> [Work to be completed]: Your job is to copy the lines from the material that include "para".

:::

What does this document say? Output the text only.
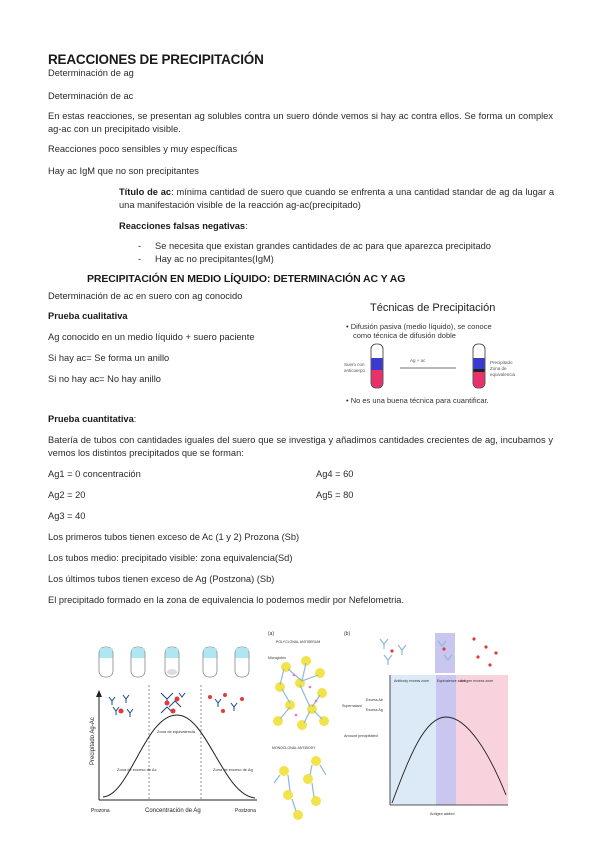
REACCIONES DE PRECIPITACIÓN
Determinación de ag
Determinación de ac
En estas reacciones, se presentan ag solubles contra un suero dónde vemos si hay ac contra ellos. Se forma un complex ag-ac con un precipitado visible.
Reacciones poco sensibles y muy específicas
Hay ac IgM que no son precipitantes
Título de ac: mínima cantidad de suero que cuando se enfrenta a una cantidad standar de ag da lugar a una manifestación visible de la reacción ag-ac(precipitado)
Reacciones falsas negativas:
- Se necesita que existan grandes cantidades de ac para que aparezca precipitado
- Hay ac no precipitantes(IgM)
PRECIPITACIÓN EN MEDIO LÍQUIDO: DETERMINACIÓN AC Y AG
Determinación de ac en suero con ag conocido
Prueba cualitativa
Ag conocido en un medio líquido + suero paciente
Si hay ac= Se forma un anillo
Si no hay ac= No hay anillo
Técnicas de Precipitación
• Difusión pasiva (medio líquido), se conoce
como técnica de difusión doble
Ag + ac
Suero con
anticuerpo
Precipitado
Zona de
equivalencia
• No es una buena técnica para cuantificar.
Prueba cuantitativa:
Batería de tubos con cantidades iguales del suero que se investiga y añadimos cantidades crecientes de ag, incubamos y vemos los distintos precipitados que se forman:
Ag1 = 0 concentración
Ag2 = 20
Ag3 = 40
Ag4 = 60
Ag5 = 80
Los primeros tubos tienen exceso de Ac (1 y 2) Prozona (Sb)
Los tubos medio: precipitado visible: zona equivalencia(Sd)
Los últimos tubos tienen exceso de Ag (Postzona) (Sb)
El precipitado formado en la zona de equivalencia lo podemos medir por Nefelometria.
Zona de exceso de Ac
Zona de equivalencia
Zona de exceso de Ag
Precipitado Ag-Ac
Concentración de Ag
Prozona	Postzona
(a)
POLYCLONAL ANTISERUM
Microglobin
MONOCLONAL ANTIBODY
(b)
Antibody excess zone Equivalence zone
Antigen excess zone
Supernatant
Excess Ab
Excess Ag
Amount precipitated
Antigen added
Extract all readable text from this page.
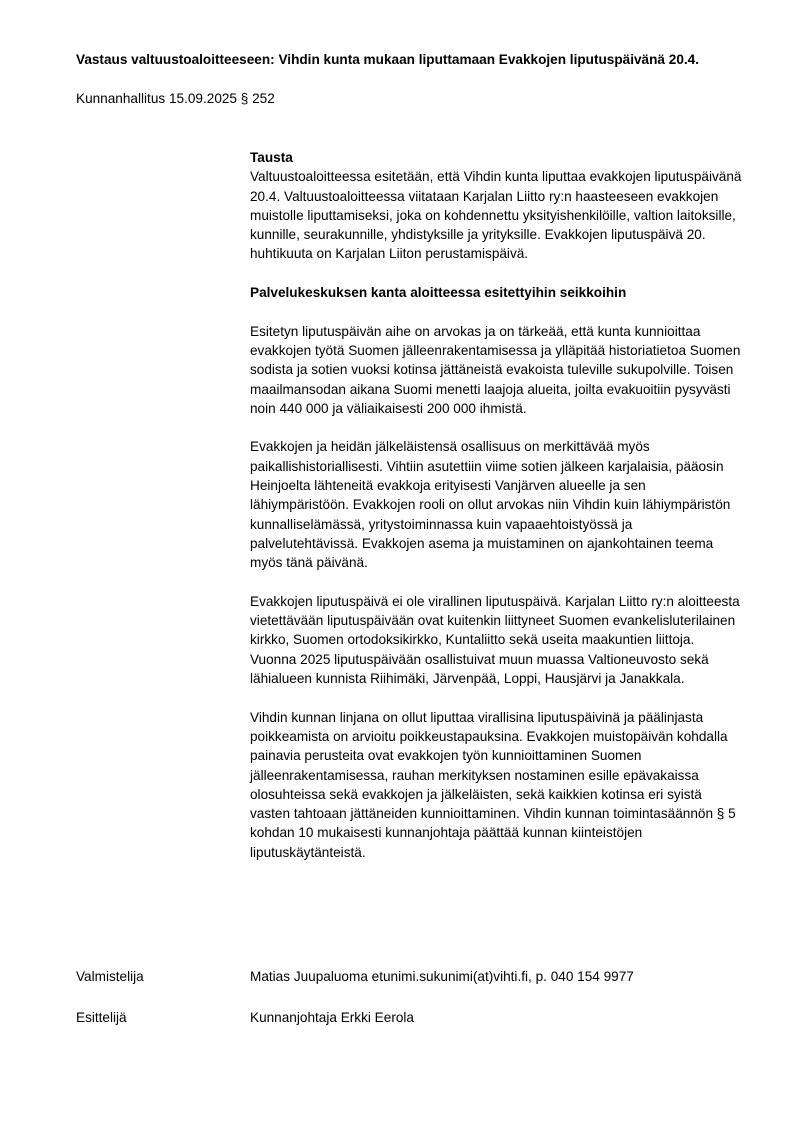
Vastaus valtuustoaloitteeseen: Vihdin kunta mukaan liputtamaan Evakkojen liputuspäivänä 20.4.
Kunnanhallitus 15.09.2025 § 252
Tausta

Valtuustoaloitteessa esitetään, että Vihdin kunta liputtaa evakkojen liputuspäivänä 20.4. Valtuustoaloitteessa viitataan Karjalan Liitto ry:n haasteeseen evakkojen muistolle liputtamiseksi, joka on kohdennettu yksityishenkilöille, valtion laitoksille, kunnille, seurakunnille, yhdistyksille ja yrityksille. Evakkojen liputuspäivä 20. huhtikuuta on Karjalan Liiton perustamispäivä.

Palvelukeskuksen kanta aloitteessa esitettyihin seikkoihin

Esitetyn liputuspäivän aihe on arvokas ja on tärkeää, että kunta kunnioittaa evakkojen työtä Suomen jälleenrakentamisessa ja ylläpitää historiatietoa Suomen sodista ja sotien vuoksi kotinsa jättäneistä evakoista tuleville sukupolville. Toisen maailmansodan aikana Suomi menetti laajoja alueita, joilta evakuoitiin pysyvästi noin 440 000 ja väliaikaisesti 200 000 ihmistä.

Evakkojen ja heidän jälkeläistensä osallisuus on merkittävää myös paikallishistoriallisesti. Vihtiin asutettiin viime sotien jälkeen karjalaisia, pääosin Heinjoelta lähteneitä evakkoja erityisesti Vanjärven alueelle ja sen lähiympäristöön. Evakkojen rooli on ollut arvokas niin Vihdin kuin lähiympäristön kunnalliselämässä, yritystoiminnassa kuin vapaaehtoistyössä ja palvelutehtävissä. Evakkojen asema ja muistaminen on ajankohtainen teema myös tänä päivänä.

Evakkojen liputuspäivä ei ole virallinen liputuspäivä. Karjalan Liitto ry:n aloitteesta vietettävään liputuspäivään ovat kuitenkin liittyneet Suomen evankelisluterilainen kirkko, Suomen ortodoksikirkko, Kuntaliitto sekä useita maakuntien liittoja. Vuonna 2025 liputuspäivään osallistuivat muun muassa Valtioneuvosto sekä lähialueen kunnista Riihimäki, Järvenpää, Loppi, Hausjärvi ja Janakkala.

Vihdin kunnan linjana on ollut liputtaa virallisina liputuspäivinä ja päälinjasta poikkeamista on arvioitu poikkeustapauksina. Evakkojen muistopäivän kohdalla painavia perusteita ovat evakkojen työn kunnioittaminen Suomen jälleenrakentamisessa, rauhan merkityksen nostaminen esille epävakaissa olosuhteissa sekä evakkojen ja jälkeläisten, sekä kaikkien kotinsa eri syistä vasten tahtoaan jättäneiden kunnioittaminen. Vihdin kunnan toimintasäännön § 5 kohdan 10 mukaisesti kunnanjohtaja päättää kunnan kiinteistöjen liputuskäytänteistä.

Valmistelija	Matias Juupaluoma etunimi.sukunimi(at)vihti.fi, p. 040 154 9977
Esittelijä	Kunnanjohtaja Erkki Eerola
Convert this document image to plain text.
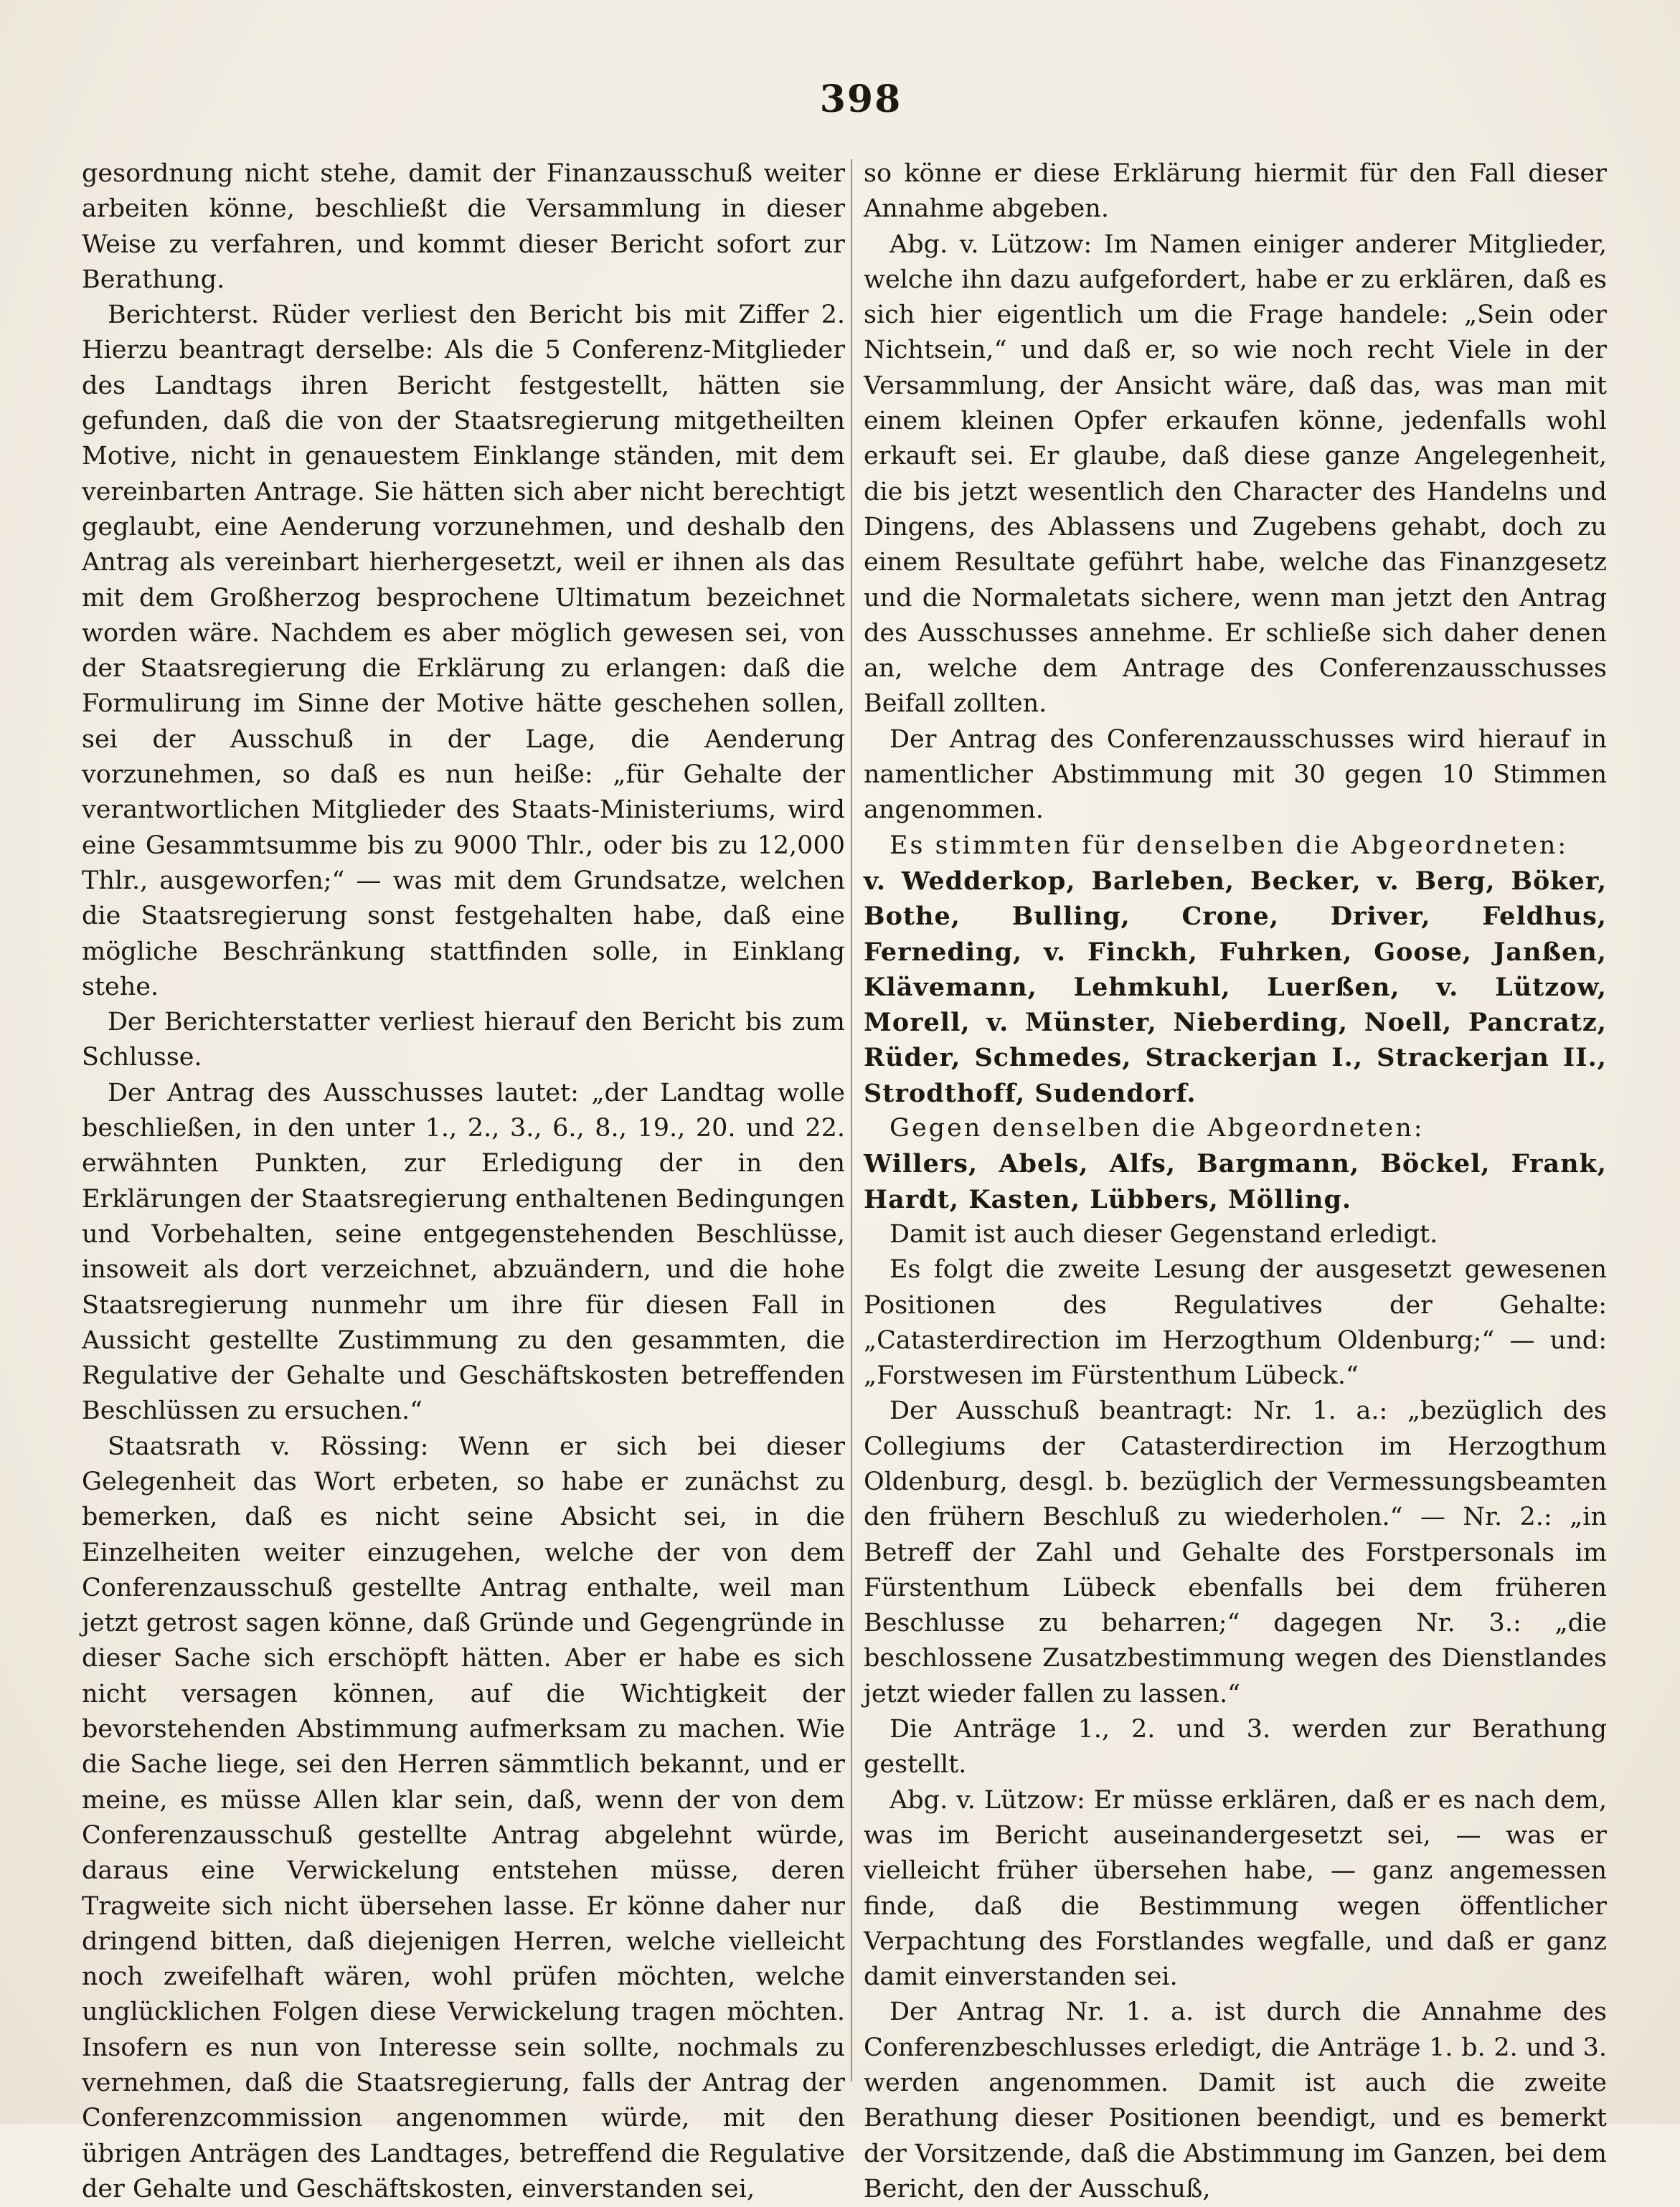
398

gesordnung nicht stehe, damit der Finanzausschuß weiter arbeiten könne, beschließt die Versammlung in dieser Weise zu verfahren, und kommt dieser Bericht sofort zur Berathung.

Berichterst. Rüder verliest den Bericht bis mit Ziffer 2. Hierzu beantragt derselbe: Als die 5 Conferenz-Mitglieder des Landtags ihren Bericht festgestellt, hätten sie gefunden, daß die von der Staatsregierung mitgetheilten Motive, nicht in genauestem Einklange ständen, mit dem vereinbarten Antrage. Sie hätten sich aber nicht berechtigt geglaubt, eine Aenderung vorzunehmen, und deshalb den Antrag als vereinbart hierhergesetzt, weil er ihnen als das mit dem Großherzog besprochene Ultimatum bezeichnet worden wäre. Nachdem es aber möglich gewesen sei, von der Staatsregierung die Erklärung zu erlangen: daß die Formulirung im Sinne der Motive hätte geschehen sollen, sei der Ausschuß in der Lage, die Aenderung vorzunehmen, so daß es nun heiße: „für Gehalte der verantwortlichen Mitglieder des Staats-Ministeriums, wird eine Gesammtsumme bis zu 9000 Thlr., oder bis zu 12,000 Thlr., ausgeworfen;“ — was mit dem Grundsatze, welchen die Staatsregierung sonst festgehalten habe, daß eine mögliche Beschränkung stattfinden solle, in Einklang stehe.

Der Berichterstatter verliest hierauf den Bericht bis zum Schlusse.

Der Antrag des Ausschusses lautet: „der Landtag wolle beschließen, in den unter 1., 2., 3., 6., 8., 19., 20. und 22. erwähnten Punkten, zur Erledigung der in den Erklärungen der Staatsregierung enthaltenen Bedingungen und Vorbehalten, seine entgegenstehenden Beschlüsse, insoweit als dort verzeichnet, abzuändern, und die hohe Staatsregierung nunmehr um ihre für diesen Fall in Aussicht gestellte Zustimmung zu den gesammten, die Regulative der Gehalte und Geschäftskosten betreffenden Beschlüssen zu ersuchen.“

Staatsrath v. Rössing: Wenn er sich bei dieser Gelegenheit das Wort erbeten, so habe er zunächst zu bemerken, daß es nicht seine Absicht sei, in die Einzelheiten weiter einzugehen, welche der von dem Conferenzausschuß gestellte Antrag enthalte, weil man jetzt getrost sagen könne, daß Gründe und Gegengründe in dieser Sache sich erschöpft hätten. Aber er habe es sich nicht versagen können, auf die Wichtigkeit der bevorstehenden Abstimmung aufmerksam zu machen. Wie die Sache liege, sei den Herren sämmtlich bekannt, und er meine, es müsse Allen klar sein, daß, wenn der von dem Conferenzausschuß gestellte Antrag abgelehnt würde, daraus eine Verwickelung entstehen müsse, deren Tragweite sich nicht übersehen lasse. Er könne daher nur dringend bitten, daß diejenigen Herren, welche vielleicht noch zweifelhaft wären, wohl prüfen möchten, welche unglücklichen Folgen diese Verwickelung tragen möchten. Insofern es nun von Interesse sein sollte, nochmals zu vernehmen, daß die Staatsregierung, falls der Antrag der Conferenzcommission angenommen würde, mit den übrigen Anträgen des Landtages, betreffend die Regulative der Gehalte und Geschäftskosten, einverstanden sei,

so könne er diese Erklärung hiermit für den Fall dieser Annahme abgeben.

Abg. v. Lützow: Im Namen einiger anderer Mitglieder, welche ihn dazu aufgefordert, habe er zu erklären, daß es sich hier eigentlich um die Frage handele: „Sein oder Nichtsein,“ und daß er, so wie noch recht Viele in der Versammlung, der Ansicht wäre, daß das, was man mit einem kleinen Opfer erkaufen könne, jedenfalls wohl erkauft sei. Er glaube, daß diese ganze Angelegenheit, die bis jetzt wesentlich den Character des Handelns und Dingens, des Ablassens und Zugebens gehabt, doch zu einem Resultate geführt habe, welche das Finanzgesetz und die Normaletats sichere, wenn man jetzt den Antrag des Ausschusses annehme. Er schließe sich daher denen an, welche dem Antrage des Conferenzausschusses Beifall zollten.

Der Antrag des Conferenzausschusses wird hierauf in namentlicher Abstimmung mit 30 gegen 10 Stimmen angenommen.

Es stimmten für denselben die Abgeordneten:

v. Wedderkop, Barleben, Becker, v. Berg, Böker, Bothe, Bulling, Crone, Driver, Feldhus, Ferneding, v. Finckh, Fuhrken, Goose, Janßen, Klävemann, Lehmkuhl, Luerßen, v. Lützow, Morell, v. Münster, Nieberding, Noell, Pancratz, Rüder, Schmedes, Strackerjan I., Strackerjan II., Strodthoff, Sudendorf.

Gegen denselben die Abgeordneten:

Willers, Abels, Alfs, Bargmann, Böckel, Frank, Hardt, Kasten, Lübbers, Mölling.

Damit ist auch dieser Gegenstand erledigt.

Es folgt die zweite Lesung der ausgesetzt gewesenen Positionen des Regulatives der Gehalte: „Catasterdirection im Herzogthum Oldenburg;“ — und: „Forstwesen im Fürstenthum Lübeck.“

Der Ausschuß beantragt: Nr. 1. a.: „bezüglich des Collegiums der Catasterdirection im Herzogthum Oldenburg, desgl. b. bezüglich der Vermessungsbeamten den frühern Beschluß zu wiederholen.“ — Nr. 2.: „in Betreff der Zahl und Gehalte des Forstpersonals im Fürstenthum Lübeck ebenfalls bei dem früheren Beschlusse zu beharren;“ dagegen Nr. 3.: „die beschlossene Zusatzbestimmung wegen des Dienstlandes jetzt wieder fallen zu lassen.“

Die Anträge 1., 2. und 3. werden zur Berathung gestellt.

Abg. v. Lützow: Er müsse erklären, daß er es nach dem, was im Bericht auseinandergesetzt sei, — was er vielleicht früher übersehen habe, — ganz angemessen finde, daß die Bestimmung wegen öffentlicher Verpachtung des Forstlandes wegfalle, und daß er ganz damit einverstanden sei.

Der Antrag Nr. 1. a. ist durch die Annahme des Conferenzbeschlusses erledigt, die Anträge 1. b. 2. und 3. werden angenommen. Damit ist auch die zweite Berathung dieser Positionen beendigt, und es bemerkt der Vorsitzende, daß die Abstimmung im Ganzen, bei dem Bericht, den der Ausschuß,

:::

> [Response area]:
- Se necesita que existan grandes cantidades de ac para que aparezca precipitado
• No es una buena técnica para cuantificar.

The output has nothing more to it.